**Aim of the exercise:**
Return all lines where the word "Server" can be found.

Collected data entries
========

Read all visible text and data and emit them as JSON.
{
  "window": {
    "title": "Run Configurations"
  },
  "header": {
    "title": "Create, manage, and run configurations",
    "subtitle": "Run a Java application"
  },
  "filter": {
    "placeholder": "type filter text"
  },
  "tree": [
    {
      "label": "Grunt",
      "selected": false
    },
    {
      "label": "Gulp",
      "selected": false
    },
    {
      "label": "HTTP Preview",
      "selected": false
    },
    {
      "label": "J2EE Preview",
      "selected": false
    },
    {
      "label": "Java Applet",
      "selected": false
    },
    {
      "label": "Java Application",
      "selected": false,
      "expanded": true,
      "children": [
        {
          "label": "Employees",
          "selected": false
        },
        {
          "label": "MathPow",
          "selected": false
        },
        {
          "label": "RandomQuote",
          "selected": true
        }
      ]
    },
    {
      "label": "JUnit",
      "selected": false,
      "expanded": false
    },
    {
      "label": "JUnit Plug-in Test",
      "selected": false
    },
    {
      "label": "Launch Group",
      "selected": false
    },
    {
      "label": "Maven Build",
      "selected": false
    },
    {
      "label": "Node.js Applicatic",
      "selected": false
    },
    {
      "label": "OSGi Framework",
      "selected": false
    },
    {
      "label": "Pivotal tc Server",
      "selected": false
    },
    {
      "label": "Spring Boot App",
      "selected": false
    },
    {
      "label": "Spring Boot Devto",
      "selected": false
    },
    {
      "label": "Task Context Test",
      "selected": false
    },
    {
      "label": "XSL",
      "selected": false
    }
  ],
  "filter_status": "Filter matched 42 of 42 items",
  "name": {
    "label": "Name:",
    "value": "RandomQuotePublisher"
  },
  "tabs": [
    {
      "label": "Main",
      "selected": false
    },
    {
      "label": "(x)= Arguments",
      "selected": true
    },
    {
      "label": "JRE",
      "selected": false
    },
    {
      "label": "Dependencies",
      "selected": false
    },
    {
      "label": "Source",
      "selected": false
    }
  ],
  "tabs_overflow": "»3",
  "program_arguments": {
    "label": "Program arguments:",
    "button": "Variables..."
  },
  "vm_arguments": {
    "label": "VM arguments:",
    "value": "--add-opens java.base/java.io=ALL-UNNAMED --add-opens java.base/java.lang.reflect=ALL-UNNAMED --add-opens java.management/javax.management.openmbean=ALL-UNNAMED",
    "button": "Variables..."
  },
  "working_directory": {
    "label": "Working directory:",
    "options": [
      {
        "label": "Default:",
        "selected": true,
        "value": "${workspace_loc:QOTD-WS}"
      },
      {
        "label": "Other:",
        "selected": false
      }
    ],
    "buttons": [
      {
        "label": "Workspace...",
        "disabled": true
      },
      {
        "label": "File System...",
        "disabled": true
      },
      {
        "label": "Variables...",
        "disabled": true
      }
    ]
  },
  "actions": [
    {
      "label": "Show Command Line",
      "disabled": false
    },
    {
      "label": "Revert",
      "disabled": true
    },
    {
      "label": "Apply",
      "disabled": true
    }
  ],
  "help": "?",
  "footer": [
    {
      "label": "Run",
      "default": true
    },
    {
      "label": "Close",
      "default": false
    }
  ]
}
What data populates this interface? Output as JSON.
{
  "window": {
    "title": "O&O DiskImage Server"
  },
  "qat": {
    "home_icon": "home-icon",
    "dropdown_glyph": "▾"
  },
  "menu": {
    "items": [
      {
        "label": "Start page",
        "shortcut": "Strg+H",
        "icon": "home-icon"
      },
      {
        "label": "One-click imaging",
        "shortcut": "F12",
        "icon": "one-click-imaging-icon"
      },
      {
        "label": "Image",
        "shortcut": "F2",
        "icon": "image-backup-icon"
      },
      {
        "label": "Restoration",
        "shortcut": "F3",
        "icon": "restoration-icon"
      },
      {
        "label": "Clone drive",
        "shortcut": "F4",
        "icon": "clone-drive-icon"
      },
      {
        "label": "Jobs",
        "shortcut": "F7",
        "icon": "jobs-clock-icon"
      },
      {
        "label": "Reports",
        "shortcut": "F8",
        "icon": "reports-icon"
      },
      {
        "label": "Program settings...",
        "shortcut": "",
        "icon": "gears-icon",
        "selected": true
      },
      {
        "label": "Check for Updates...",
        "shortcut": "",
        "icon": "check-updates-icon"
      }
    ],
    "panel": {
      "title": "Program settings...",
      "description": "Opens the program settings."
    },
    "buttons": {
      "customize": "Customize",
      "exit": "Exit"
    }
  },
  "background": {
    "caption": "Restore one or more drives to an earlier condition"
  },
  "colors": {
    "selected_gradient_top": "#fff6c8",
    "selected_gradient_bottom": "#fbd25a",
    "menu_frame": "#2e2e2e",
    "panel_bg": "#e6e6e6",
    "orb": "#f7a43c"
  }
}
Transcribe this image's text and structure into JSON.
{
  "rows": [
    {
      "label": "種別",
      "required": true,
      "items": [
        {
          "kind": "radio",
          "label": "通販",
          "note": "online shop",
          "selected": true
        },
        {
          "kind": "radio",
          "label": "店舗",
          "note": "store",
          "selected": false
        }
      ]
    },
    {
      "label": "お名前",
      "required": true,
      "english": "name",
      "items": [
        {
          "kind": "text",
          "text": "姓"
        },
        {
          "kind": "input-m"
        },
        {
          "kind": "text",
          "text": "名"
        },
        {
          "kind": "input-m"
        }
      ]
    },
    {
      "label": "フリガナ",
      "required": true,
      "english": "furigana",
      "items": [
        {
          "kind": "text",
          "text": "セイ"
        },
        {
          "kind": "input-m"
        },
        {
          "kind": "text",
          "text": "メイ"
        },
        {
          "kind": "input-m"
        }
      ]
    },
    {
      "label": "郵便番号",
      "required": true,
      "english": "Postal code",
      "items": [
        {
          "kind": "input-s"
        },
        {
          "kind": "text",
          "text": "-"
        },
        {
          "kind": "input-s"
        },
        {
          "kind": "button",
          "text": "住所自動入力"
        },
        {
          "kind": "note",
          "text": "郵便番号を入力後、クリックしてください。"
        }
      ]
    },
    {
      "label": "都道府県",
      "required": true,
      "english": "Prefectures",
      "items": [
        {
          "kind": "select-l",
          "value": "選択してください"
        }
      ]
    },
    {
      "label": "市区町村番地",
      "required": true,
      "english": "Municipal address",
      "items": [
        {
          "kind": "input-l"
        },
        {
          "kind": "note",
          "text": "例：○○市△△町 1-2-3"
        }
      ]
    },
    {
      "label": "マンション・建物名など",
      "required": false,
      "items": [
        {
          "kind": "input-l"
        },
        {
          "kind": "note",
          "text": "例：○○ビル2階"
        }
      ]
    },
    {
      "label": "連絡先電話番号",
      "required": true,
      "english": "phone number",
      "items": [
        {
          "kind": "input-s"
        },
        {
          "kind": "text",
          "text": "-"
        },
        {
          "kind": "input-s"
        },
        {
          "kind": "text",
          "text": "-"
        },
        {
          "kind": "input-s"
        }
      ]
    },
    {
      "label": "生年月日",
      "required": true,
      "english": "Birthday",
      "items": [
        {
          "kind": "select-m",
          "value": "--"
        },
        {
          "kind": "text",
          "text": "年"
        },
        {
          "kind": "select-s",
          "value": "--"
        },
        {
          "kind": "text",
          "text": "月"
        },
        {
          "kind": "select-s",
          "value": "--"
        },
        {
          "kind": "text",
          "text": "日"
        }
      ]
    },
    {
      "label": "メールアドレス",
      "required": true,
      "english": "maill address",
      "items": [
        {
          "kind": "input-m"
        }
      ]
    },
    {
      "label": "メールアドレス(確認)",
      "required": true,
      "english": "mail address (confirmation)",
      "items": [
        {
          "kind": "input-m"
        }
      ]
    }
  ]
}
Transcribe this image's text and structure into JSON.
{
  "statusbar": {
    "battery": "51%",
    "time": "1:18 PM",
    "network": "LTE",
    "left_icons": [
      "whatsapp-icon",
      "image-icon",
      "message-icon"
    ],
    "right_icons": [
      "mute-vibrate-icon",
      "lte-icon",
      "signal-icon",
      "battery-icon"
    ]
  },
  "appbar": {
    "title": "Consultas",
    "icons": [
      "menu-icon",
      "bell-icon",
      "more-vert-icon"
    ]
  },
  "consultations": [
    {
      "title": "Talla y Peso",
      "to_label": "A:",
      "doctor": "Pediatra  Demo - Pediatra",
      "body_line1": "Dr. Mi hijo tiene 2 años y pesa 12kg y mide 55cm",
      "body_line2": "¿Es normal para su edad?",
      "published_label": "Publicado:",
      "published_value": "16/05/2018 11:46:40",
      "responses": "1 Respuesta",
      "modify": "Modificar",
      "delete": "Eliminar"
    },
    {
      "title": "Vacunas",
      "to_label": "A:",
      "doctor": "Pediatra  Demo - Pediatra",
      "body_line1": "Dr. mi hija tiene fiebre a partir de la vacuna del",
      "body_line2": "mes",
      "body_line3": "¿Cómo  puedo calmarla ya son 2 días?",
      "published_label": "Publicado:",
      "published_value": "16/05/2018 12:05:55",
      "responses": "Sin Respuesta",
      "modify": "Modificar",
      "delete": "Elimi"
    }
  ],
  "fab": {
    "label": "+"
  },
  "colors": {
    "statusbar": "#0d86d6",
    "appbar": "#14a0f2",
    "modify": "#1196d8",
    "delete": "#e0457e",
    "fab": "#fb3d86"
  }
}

========

**Exercise result:**
      "label": "Pivotal tc Server",
    "title": "O&O DiskImage Server"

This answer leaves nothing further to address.